#### Listed entries

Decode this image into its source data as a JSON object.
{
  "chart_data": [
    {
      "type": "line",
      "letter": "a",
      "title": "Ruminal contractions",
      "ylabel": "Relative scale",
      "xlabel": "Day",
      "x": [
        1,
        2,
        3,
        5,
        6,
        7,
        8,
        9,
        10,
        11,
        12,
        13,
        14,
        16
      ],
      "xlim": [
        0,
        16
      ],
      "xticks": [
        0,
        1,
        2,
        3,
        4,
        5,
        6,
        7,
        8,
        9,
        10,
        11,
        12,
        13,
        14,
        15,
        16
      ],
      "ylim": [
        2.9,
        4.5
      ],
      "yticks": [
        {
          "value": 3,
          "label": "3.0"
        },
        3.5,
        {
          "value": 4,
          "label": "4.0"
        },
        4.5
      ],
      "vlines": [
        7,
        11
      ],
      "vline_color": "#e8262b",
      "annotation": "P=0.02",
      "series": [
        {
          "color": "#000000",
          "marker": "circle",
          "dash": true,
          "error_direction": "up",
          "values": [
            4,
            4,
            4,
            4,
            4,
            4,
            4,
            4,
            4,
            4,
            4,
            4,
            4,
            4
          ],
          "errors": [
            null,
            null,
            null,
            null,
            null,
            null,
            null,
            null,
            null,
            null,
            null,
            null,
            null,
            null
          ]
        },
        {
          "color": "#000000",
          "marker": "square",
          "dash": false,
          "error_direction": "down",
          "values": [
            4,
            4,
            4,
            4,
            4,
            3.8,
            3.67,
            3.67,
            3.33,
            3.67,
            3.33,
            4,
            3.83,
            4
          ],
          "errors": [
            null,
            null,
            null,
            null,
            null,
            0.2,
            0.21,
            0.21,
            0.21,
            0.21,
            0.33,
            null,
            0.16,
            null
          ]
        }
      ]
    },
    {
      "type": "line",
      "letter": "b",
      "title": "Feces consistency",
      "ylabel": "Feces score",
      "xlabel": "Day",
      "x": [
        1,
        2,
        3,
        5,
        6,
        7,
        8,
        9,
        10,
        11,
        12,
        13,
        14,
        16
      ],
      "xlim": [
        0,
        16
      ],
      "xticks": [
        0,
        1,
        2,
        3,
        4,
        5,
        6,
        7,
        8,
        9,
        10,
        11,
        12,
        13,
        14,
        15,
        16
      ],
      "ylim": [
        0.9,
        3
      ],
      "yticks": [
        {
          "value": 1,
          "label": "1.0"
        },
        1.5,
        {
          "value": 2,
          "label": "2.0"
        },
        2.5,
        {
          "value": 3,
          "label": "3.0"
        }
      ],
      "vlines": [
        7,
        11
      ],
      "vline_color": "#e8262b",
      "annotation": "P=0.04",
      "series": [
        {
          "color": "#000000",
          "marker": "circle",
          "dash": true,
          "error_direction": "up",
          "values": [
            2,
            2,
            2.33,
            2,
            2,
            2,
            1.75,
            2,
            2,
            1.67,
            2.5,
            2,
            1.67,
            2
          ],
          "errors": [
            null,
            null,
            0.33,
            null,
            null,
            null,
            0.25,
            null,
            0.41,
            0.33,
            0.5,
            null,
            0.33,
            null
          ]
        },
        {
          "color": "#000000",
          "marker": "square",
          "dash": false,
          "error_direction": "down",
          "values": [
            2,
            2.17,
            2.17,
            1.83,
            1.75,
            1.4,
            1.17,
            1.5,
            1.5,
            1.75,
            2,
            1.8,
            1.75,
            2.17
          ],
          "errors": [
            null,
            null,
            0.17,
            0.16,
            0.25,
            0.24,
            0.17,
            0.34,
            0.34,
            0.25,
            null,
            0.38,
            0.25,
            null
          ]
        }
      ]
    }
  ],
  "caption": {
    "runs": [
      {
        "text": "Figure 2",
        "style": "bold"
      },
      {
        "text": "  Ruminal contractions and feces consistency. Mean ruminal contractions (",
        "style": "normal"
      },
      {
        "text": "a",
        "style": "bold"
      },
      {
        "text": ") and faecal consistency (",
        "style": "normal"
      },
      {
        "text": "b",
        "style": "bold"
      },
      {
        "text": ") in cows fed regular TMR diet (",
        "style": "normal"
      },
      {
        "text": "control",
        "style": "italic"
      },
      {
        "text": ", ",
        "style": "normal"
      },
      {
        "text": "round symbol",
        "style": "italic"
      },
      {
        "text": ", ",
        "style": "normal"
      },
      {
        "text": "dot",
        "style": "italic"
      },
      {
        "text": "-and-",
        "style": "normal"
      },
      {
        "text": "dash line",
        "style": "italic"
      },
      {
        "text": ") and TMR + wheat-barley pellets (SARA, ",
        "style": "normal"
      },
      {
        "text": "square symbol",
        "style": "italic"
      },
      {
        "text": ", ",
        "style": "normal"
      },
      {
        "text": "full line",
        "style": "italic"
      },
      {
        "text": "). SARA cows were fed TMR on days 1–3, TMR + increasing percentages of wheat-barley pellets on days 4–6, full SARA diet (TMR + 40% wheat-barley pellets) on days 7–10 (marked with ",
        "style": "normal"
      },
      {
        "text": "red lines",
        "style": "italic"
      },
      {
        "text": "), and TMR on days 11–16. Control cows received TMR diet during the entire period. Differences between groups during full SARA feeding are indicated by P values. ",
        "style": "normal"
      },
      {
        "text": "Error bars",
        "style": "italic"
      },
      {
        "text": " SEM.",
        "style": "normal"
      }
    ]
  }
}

########

> [What is asked]:
Write out the entries above once more, without altering anything.

> [Full output]:
Decode this image into its source data as a JSON object.
{
  "chart_data": [
    {
      "type": "line",
      "letter": "a",
      "title": "Ruminal contractions",
      "ylabel": "Relative scale",
      "xlabel": "Day",
      "x": [
        1,
        2,
        3,
        5,
        6,
        7,
        8,
        9,
        10,
        11,
        12,
        13,
        14,
        16
      ],
      "xlim": [
        0,
        16
      ],
      "xticks": [
        0,
        1,
        2,
        3,
        4,
        5,
        6,
        7,
        8,
        9,
        10,
        11,
        12,
        13,
        14,
        15,
        16
      ],
      "ylim": [
        2.9,
        4.5
      ],
      "yticks": [
        {
          "value": 3,
          "label": "3.0"
        },
        3.5,
        {
          "value": 4,
          "label": "4.0"
        },
        4.5
      ],
      "vlines": [
        7,
        11
      ],
      "vline_color": "#e8262b",
      "annotation": "P=0.02",
      "series": [
        {
          "color": "#000000",
          "marker": "circle",
          "dash": true,
          "error_direction": "up",
          "values": [
            4,
            4,
            4,
            4,
            4,
            4,
            4,
            4,
            4,
            4,
            4,
            4,
            4,
            4
          ],
          "errors": [
            null,
            null,
            null,
            null,
            null,
            null,
            null,
            null,
            null,
            null,
            null,
            null,
            null,
            null
          ]
        },
        {
          "color": "#000000",
          "marker": "square",
          "dash": false,
          "error_direction": "down",
          "values": [
            4,
            4,
            4,
            4,
            4,
            3.8,
            3.67,
            3.67,
            3.33,
            3.67,
            3.33,
            4,
            3.83,
            4
          ],
          "errors": [
            null,
            null,
            null,
            null,
            null,
            0.2,
            0.21,
            0.21,
            0.21,
            0.21,
            0.33,
            null,
            0.16,
            null
          ]
        }
      ]
    },
    {
      "type": "line",
      "letter": "b",
      "title": "Feces consistency",
      "ylabel": "Feces score",
      "xlabel": "Day",
      "x": [
        1,
        2,
        3,
        5,
        6,
        7,
        8,
        9,
        10,
        11,
        12,
        13,
        14,
        16
      ],
      "xlim": [
        0,
        16
      ],
      "xticks": [
        0,
        1,
        2,
        3,
        4,
        5,
        6,
        7,
        8,
        9,
        10,
        11,
        12,
        13,
        14,
        15,
        16
      ],
      "ylim": [
        0.9,
        3
      ],
      "yticks": [
        {
          "value": 1,
          "label": "1.0"
        },
        1.5,
        {
          "value": 2,
          "label": "2.0"
        },
        2.5,
        {
          "value": 3,
          "label": "3.0"
        }
      ],
      "vlines": [
        7,
        11
      ],
      "vline_color": "#e8262b",
      "annotation": "P=0.04",
      "series": [
        {
          "color": "#000000",
          "marker": "circle",
          "dash": true,
          "error_direction": "up",
          "values": [
            2,
            2,
            2.33,
            2,
            2,
            2,
            1.75,
            2,
            2,
            1.67,
            2.5,
            2,
            1.67,
            2
          ],
          "errors": [
            null,
            null,
            0.33,
            null,
            null,
            null,
            0.25,
            null,
            0.41,
            0.33,
            0.5,
            null,
            0.33,
            null
          ]
        },
        {
          "color": "#000000",
          "marker": "square",
          "dash": false,
          "error_direction": "down",
          "values": [
            2,
            2.17,
            2.17,
            1.83,
            1.75,
            1.4,
            1.17,
            1.5,
            1.5,
            1.75,
            2,
            1.8,
            1.75,
            2.17
          ],
          "errors": [
            null,
            null,
            0.17,
            0.16,
            0.25,
            0.24,
            0.17,
            0.34,
            0.34,
            0.25,
            null,
            0.38,
            0.25,
            null
          ]
        }
      ]
    }
  ],
  "caption": {
    "runs": [
      {
        "text": "Figure 2",
        "style": "bold"
      },
      {
        "text": "  Ruminal contractions and feces consistency. Mean ruminal contractions (",
        "style": "normal"
      },
      {
        "text": "a",
        "style": "bold"
      },
      {
        "text": ") and faecal consistency (",
        "style": "normal"
      },
      {
        "text": "b",
        "style": "bold"
      },
      {
        "text": ") in cows fed regular TMR diet (",
        "style": "normal"
      },
      {
        "text": "control",
        "style": "italic"
      },
      {
        "text": ", ",
        "style": "normal"
      },
      {
        "text": "round symbol",
        "style": "italic"
      },
      {
        "text": ", ",
        "style": "normal"
      },
      {
        "text": "dot",
        "style": "italic"
      },
      {
        "text": "-and-",
        "style": "normal"
      },
      {
        "text": "dash line",
        "style": "italic"
      },
      {
        "text": ") and TMR + wheat-barley pellets (SARA, ",
        "style": "normal"
      },
      {
        "text": "square symbol",
        "style": "italic"
      },
      {
        "text": ", ",
        "style": "normal"
      },
      {
        "text": "full line",
        "style": "italic"
      },
      {
        "text": "). SARA cows were fed TMR on days 1–3, TMR + increasing percentages of wheat-barley pellets on days 4–6, full SARA diet (TMR + 40% wheat-barley pellets) on days 7–10 (marked with ",
        "style": "normal"
      },
      {
        "text": "red lines",
        "style": "italic"
      },
      {
        "text": "), and TMR on days 11–16. Control cows received TMR diet during the entire period. Differences between groups during full SARA feeding are indicated by P values. ",
        "style": "normal"
      },
      {
        "text": "Error bars",
        "style": "italic"
      },
      {
        "text": " SEM.",
        "style": "normal"
      }
    ]
  }
}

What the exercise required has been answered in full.